WHAT YOU NEED TO DO – From the line containing "Type out the text in this image." through the last line of the entries below, repeat each line word for word and leave out the rest.
** START RECORDS FOR THIS EXERCISE **
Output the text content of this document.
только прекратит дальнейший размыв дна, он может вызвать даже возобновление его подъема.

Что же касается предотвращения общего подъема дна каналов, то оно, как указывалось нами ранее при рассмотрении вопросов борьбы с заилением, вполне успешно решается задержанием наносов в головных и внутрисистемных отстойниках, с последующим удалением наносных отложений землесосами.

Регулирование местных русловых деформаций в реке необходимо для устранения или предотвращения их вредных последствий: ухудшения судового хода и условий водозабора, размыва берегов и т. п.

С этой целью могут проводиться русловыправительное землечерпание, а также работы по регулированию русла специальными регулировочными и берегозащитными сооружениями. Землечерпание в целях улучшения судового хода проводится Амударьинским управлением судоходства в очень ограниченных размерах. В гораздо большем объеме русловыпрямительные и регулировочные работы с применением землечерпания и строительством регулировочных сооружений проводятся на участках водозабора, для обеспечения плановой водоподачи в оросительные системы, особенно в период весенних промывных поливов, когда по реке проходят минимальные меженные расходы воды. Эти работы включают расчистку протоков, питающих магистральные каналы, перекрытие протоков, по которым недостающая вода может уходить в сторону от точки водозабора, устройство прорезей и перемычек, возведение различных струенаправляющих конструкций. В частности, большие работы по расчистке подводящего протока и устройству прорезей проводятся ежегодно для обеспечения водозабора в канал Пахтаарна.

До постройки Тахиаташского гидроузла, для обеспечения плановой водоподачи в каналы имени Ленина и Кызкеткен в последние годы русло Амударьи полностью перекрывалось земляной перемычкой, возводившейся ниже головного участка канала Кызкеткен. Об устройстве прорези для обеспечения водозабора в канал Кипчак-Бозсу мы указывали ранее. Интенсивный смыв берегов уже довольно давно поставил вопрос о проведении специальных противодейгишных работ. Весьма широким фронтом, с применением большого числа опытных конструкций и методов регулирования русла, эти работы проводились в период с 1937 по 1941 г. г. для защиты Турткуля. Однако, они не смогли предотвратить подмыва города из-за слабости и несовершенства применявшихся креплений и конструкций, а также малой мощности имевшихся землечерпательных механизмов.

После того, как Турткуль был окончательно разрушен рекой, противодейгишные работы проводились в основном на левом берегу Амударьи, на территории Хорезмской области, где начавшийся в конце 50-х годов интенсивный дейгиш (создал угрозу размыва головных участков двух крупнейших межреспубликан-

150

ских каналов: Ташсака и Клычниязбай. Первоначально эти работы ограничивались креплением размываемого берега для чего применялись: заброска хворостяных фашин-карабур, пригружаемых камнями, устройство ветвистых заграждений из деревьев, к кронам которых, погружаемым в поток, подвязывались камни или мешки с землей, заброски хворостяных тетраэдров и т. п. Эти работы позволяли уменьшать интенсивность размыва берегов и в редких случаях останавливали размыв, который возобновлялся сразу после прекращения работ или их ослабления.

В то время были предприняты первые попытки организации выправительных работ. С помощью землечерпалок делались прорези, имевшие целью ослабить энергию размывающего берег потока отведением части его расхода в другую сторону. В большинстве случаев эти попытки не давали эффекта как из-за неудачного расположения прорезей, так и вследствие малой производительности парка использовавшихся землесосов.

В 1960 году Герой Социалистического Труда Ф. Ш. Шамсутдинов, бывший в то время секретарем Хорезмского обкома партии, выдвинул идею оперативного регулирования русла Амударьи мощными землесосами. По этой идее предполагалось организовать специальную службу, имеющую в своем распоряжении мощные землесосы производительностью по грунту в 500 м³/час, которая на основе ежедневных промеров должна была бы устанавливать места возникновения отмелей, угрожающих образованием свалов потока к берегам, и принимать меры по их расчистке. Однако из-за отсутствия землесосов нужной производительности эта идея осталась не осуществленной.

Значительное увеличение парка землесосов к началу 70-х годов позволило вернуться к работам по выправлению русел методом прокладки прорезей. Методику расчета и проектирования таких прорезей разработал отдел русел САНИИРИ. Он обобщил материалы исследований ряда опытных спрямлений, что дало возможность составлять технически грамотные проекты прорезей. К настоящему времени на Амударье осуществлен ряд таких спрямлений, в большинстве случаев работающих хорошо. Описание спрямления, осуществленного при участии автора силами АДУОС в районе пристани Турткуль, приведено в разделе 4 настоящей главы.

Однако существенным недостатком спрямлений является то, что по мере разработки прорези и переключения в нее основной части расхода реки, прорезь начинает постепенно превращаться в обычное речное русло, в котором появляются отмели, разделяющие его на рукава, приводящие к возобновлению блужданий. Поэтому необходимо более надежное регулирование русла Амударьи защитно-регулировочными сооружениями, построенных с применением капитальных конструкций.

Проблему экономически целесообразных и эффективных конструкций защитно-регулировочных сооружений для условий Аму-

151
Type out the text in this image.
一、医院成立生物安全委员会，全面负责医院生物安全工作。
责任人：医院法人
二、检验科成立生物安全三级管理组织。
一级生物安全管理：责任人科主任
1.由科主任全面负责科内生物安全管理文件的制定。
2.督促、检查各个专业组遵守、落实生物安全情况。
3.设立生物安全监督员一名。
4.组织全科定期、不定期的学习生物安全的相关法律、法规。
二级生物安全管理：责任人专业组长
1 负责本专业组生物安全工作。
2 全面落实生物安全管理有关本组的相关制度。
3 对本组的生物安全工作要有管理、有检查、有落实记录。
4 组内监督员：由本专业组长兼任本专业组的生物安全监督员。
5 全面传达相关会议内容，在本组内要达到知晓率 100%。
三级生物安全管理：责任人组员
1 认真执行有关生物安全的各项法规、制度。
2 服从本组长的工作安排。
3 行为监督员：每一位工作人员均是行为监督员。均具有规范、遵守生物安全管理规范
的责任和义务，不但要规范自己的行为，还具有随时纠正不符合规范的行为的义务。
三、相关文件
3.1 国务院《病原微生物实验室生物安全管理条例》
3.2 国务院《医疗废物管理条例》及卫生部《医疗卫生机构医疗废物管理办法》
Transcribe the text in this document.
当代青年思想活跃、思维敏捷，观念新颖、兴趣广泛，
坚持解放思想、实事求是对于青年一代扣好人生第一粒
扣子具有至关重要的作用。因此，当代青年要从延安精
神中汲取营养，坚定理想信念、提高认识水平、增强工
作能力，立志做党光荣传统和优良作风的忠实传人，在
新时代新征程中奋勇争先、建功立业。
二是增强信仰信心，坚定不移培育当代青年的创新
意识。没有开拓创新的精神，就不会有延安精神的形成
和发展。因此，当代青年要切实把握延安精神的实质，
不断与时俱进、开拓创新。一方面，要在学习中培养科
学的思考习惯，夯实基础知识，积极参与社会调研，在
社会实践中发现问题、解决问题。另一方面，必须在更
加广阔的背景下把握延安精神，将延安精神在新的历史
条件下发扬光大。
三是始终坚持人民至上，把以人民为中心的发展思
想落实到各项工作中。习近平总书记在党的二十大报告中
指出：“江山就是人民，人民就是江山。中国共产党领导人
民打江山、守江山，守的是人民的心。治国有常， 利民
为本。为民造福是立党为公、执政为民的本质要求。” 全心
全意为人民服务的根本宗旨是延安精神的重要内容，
** END RECORDS FOR THIS EXERCISE **
SOLUTION BELOW –
Type out the text in this image.
一、医院成立生物安全委员会，全面负责医院生物安全工作。
责任人：医院法人
二、检验科成立生物安全三级管理组织。
一级生物安全管理：责任人科主任
1.由科主任全面负责科内生物安全管理文件的制定。
2.督促、检查各个专业组遵守、落实生物安全情况。
3.设立生物安全监督员一名。
4.组织全科定期、不定期的学习生物安全的相关法律、法规。
二级生物安全管理：责任人专业组长
1 负责本专业组生物安全工作。
2 全面落实生物安全管理有关本组的相关制度。
3 对本组的生物安全工作要有管理、有检查、有落实记录。
4 组内监督员：由本专业组长兼任本专业组的生物安全监督员。
5 全面传达相关会议内容，在本组内要达到知晓率 100%。
三级生物安全管理：责任人组员
1 认真执行有关生物安全的各项法规、制度。
2 服从本组长的工作安排。
3 行为监督员：每一位工作人员均是行为监督员。均具有规范、遵守生物安全管理规范
的责任和义务，不但要规范自己的行为，还具有随时纠正不符合规范的行为的义务。
三、相关文件
3.1 国务院《病原微生物实验室生物安全管理条例》
3.2 国务院《医疗废物管理条例》及卫生部《医疗卫生机构医疗废物管理办法》
Transcribe the text in this document.
当代青年思想活跃、思维敏捷，观念新颖、兴趣广泛，
坚持解放思想、实事求是对于青年一代扣好人生第一粒
扣子具有至关重要的作用。因此，当代青年要从延安精
神中汲取营养，坚定理想信念、提高认识水平、增强工
作能力，立志做党光荣传统和优良作风的忠实传人，在
新时代新征程中奋勇争先、建功立业。
二是增强信仰信心，坚定不移培育当代青年的创新
意识。没有开拓创新的精神，就不会有延安精神的形成
和发展。因此，当代青年要切实把握延安精神的实质，
不断与时俱进、开拓创新。一方面，要在学习中培养科
学的思考习惯，夯实基础知识，积极参与社会调研，在
社会实践中发现问题、解决问题。另一方面，必须在更
加广阔的背景下把握延安精神，将延安精神在新的历史
条件下发扬光大。
三是始终坚持人民至上，把以人民为中心的发展思
想落实到各项工作中。习近平总书记在党的二十大报告中
指出：“江山就是人民，人民就是江山。中国共产党领导人
民打江山、守江山，守的是人民的心。治国有常， 利民
为本。为民造福是立党为公、执政为民的本质要求。” 全心
全意为人民服务的根本宗旨是延安精神的重要内容，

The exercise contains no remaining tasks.